Goal:
Output all the entries word for word. Omit the pictures.

>> start Task input

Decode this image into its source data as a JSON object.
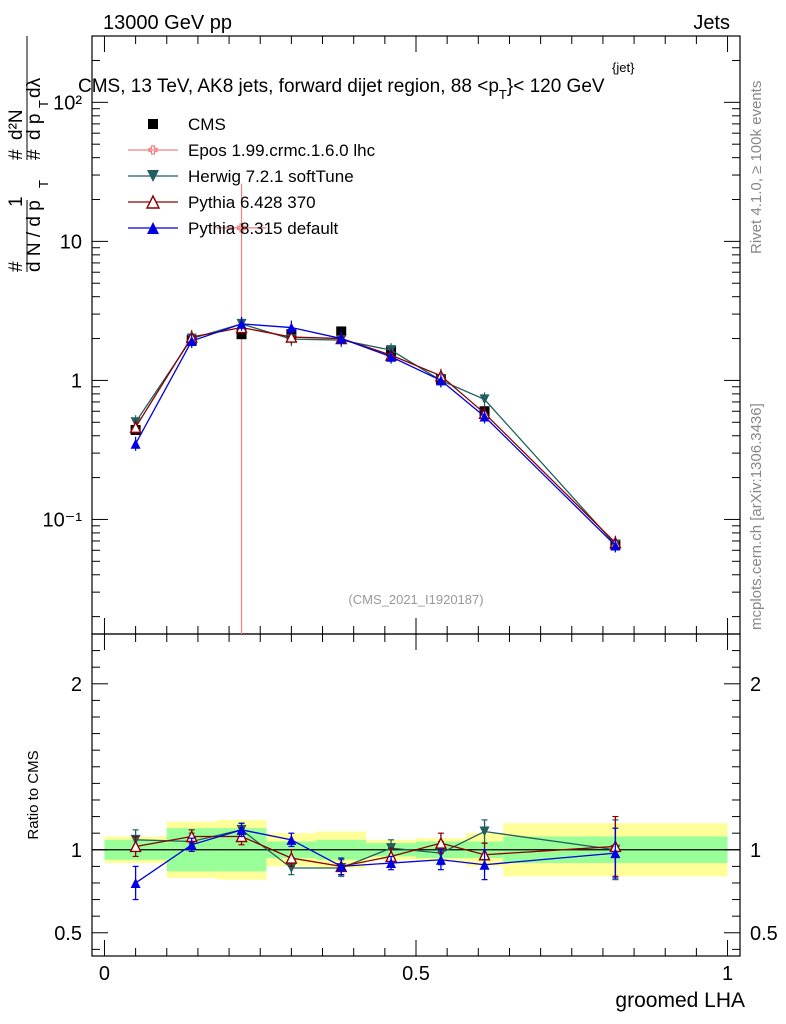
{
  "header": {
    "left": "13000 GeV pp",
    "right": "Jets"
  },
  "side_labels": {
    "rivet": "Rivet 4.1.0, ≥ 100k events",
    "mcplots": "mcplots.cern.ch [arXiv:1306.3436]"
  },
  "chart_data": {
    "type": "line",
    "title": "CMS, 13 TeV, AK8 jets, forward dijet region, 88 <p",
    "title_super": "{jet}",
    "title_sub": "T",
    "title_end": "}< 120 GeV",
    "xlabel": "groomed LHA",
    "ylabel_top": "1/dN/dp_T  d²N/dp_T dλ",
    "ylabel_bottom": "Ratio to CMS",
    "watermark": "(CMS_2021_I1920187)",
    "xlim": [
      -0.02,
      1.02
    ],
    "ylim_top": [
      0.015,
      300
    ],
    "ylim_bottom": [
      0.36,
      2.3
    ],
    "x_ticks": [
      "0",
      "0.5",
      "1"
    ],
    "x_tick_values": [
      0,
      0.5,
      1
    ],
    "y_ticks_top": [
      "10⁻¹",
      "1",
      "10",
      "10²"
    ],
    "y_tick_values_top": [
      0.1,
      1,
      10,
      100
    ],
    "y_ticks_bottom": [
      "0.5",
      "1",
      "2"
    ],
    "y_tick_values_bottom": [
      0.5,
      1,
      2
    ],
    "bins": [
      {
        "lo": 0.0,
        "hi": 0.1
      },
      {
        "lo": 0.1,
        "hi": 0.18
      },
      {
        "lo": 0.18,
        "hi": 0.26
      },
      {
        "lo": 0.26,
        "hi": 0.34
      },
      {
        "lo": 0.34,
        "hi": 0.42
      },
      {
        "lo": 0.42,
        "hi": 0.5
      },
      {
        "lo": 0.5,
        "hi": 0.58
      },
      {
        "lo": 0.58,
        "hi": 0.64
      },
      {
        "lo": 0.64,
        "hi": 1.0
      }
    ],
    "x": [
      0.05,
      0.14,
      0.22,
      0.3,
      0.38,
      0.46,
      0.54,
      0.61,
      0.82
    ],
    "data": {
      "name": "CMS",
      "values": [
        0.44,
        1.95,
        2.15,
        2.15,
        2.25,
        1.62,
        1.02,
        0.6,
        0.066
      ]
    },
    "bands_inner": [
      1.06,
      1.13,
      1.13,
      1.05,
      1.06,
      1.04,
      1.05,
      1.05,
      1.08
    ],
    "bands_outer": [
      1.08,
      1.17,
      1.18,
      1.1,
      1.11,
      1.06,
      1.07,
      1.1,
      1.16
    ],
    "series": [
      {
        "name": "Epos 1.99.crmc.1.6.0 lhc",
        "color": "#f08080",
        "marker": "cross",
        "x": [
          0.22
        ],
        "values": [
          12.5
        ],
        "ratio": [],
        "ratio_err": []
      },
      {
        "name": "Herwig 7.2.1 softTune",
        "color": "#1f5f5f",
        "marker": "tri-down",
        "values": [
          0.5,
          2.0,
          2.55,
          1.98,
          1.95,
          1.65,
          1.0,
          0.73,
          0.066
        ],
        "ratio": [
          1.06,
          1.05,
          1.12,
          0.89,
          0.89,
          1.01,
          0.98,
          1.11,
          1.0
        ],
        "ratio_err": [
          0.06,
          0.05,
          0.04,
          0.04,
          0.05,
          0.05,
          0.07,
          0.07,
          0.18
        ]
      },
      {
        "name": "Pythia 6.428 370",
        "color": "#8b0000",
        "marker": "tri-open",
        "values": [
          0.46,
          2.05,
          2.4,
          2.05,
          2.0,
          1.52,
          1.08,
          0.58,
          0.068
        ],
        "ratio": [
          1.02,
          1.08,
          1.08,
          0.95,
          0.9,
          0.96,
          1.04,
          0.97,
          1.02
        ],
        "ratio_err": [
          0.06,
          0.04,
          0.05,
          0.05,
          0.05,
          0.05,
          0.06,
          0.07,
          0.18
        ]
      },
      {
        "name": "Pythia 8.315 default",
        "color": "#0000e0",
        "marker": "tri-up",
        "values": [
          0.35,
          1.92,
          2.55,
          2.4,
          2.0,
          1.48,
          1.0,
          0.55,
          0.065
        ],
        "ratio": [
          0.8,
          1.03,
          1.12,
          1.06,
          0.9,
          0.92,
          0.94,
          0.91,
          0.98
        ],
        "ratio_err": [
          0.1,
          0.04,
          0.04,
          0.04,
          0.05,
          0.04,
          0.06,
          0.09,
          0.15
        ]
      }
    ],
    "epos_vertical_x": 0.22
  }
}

>> end Task input

Reply:
Decode this image into its source data as a JSON object.
{
  "header": {
    "left": "13000 GeV pp",
    "right": "Jets"
  },
  "side_labels": {
    "rivet": "Rivet 4.1.0, ≥ 100k events",
    "mcplots": "mcplots.cern.ch [arXiv:1306.3436]"
  },
  "chart_data": {
    "type": "line",
    "title": "CMS, 13 TeV, AK8 jets, forward dijet region, 88 <p",
    "title_super": "{jet}",
    "title_sub": "T",
    "title_end": "}< 120 GeV",
    "xlabel": "groomed LHA",
    "ylabel_top": "1/dN/dp_T  d²N/dp_T dλ",
    "ylabel_bottom": "Ratio to CMS",
    "watermark": "(CMS_2021_I1920187)",
    "xlim": [
      -0.02,
      1.02
    ],
    "ylim_top": [
      0.015,
      300
    ],
    "ylim_bottom": [
      0.36,
      2.3
    ],
    "x_ticks": [
      "0",
      "0.5",
      "1"
    ],
    "x_tick_values": [
      0,
      0.5,
      1
    ],
    "y_ticks_top": [
      "10⁻¹",
      "1",
      "10",
      "10²"
    ],
    "y_tick_values_top": [
      0.1,
      1,
      10,
      100
    ],
    "y_ticks_bottom": [
      "0.5",
      "1",
      "2"
    ],
    "y_tick_values_bottom": [
      0.5,
      1,
      2
    ],
    "bins": [
      {
        "lo": 0.0,
        "hi": 0.1
      },
      {
        "lo": 0.1,
        "hi": 0.18
      },
      {
        "lo": 0.18,
        "hi": 0.26
      },
      {
        "lo": 0.26,
        "hi": 0.34
      },
      {
        "lo": 0.34,
        "hi": 0.42
      },
      {
        "lo": 0.42,
        "hi": 0.5
      },
      {
        "lo": 0.5,
        "hi": 0.58
      },
      {
        "lo": 0.58,
        "hi": 0.64
      },
      {
        "lo": 0.64,
        "hi": 1.0
      }
    ],
    "x": [
      0.05,
      0.14,
      0.22,
      0.3,
      0.38,
      0.46,
      0.54,
      0.61,
      0.82
    ],
    "data": {
      "name": "CMS",
      "values": [
        0.44,
        1.95,
        2.15,
        2.15,
        2.25,
        1.62,
        1.02,
        0.6,
        0.066
      ]
    },
    "bands_inner": [
      1.06,
      1.13,
      1.13,
      1.05,
      1.06,
      1.04,
      1.05,
      1.05,
      1.08
    ],
    "bands_outer": [
      1.08,
      1.17,
      1.18,
      1.1,
      1.11,
      1.06,
      1.07,
      1.1,
      1.16
    ],
    "series": [
      {
        "name": "Epos 1.99.crmc.1.6.0 lhc",
        "color": "#f08080",
        "marker": "cross",
        "x": [
          0.22
        ],
        "values": [
          12.5
        ],
        "ratio": [],
        "ratio_err": []
      },
      {
        "name": "Herwig 7.2.1 softTune",
        "color": "#1f5f5f",
        "marker": "tri-down",
        "values": [
          0.5,
          2.0,
          2.55,
          1.98,
          1.95,
          1.65,
          1.0,
          0.73,
          0.066
        ],
        "ratio": [
          1.06,
          1.05,
          1.12,
          0.89,
          0.89,
          1.01,
          0.98,
          1.11,
          1.0
        ],
        "ratio_err": [
          0.06,
          0.05,
          0.04,
          0.04,
          0.05,
          0.05,
          0.07,
          0.07,
          0.18
        ]
      },
      {
        "name": "Pythia 6.428 370",
        "color": "#8b0000",
        "marker": "tri-open",
        "values": [
          0.46,
          2.05,
          2.4,
          2.05,
          2.0,
          1.52,
          1.08,
          0.58,
          0.068
        ],
        "ratio": [
          1.02,
          1.08,
          1.08,
          0.95,
          0.9,
          0.96,
          1.04,
          0.97,
          1.02
        ],
        "ratio_err": [
          0.06,
          0.04,
          0.05,
          0.05,
          0.05,
          0.05,
          0.06,
          0.07,
          0.18
        ]
      },
      {
        "name": "Pythia 8.315 default",
        "color": "#0000e0",
        "marker": "tri-up",
        "values": [
          0.35,
          1.92,
          2.55,
          2.4,
          2.0,
          1.48,
          1.0,
          0.55,
          0.065
        ],
        "ratio": [
          0.8,
          1.03,
          1.12,
          1.06,
          0.9,
          0.92,
          0.94,
          0.91,
          0.98
        ],
        "ratio_err": [
          0.1,
          0.04,
          0.04,
          0.04,
          0.05,
          0.04,
          0.06,
          0.09,
          0.15
        ]
      }
    ],
    "epos_vertical_x": 0.22
  }
}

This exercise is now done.